**What is being asked:**
The answer must consist of every line in the records that contains the word "from".

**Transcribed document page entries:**
Content starts
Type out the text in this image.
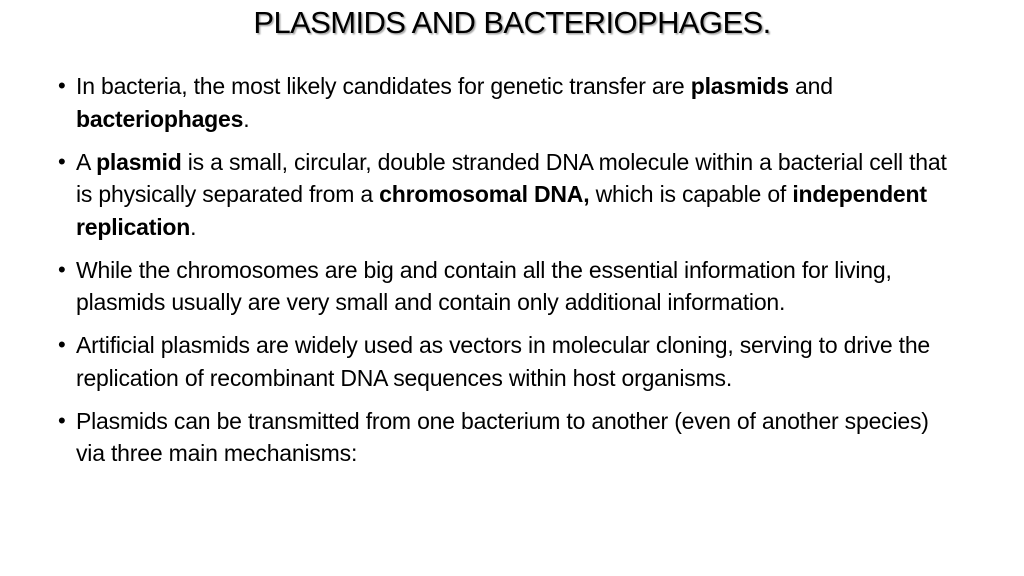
PLASMIDS AND BACTERIOPHAGES.
• In bacteria, the most likely candidates for genetic transfer are plasmids and bacteriophages.
• A plasmid is a small, circular, double stranded DNA molecule within a bacterial cell that is physically separated from a chromosomal DNA, which is capable of independent replication.
• While the chromosomes are big and contain all the essential information for living, plasmids usually are very small and contain only additional information.
• Artificial plasmids are widely used as vectors in molecular cloning, serving to drive the replication of recombinant DNA sequences within host organisms.
• Plasmids can be transmitted from one bacterium to another (even of another species) via three main mechanisms:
Content ends
**Exercise answer:**
• A plasmid is a small, circular, double stranded DNA molecule within a bacterial cell that is physically separated from a chromosomal DNA, which is capable of independent replication.
• Plasmids can be transmitted from one bacterium to another (even of another species) via three main mechanisms:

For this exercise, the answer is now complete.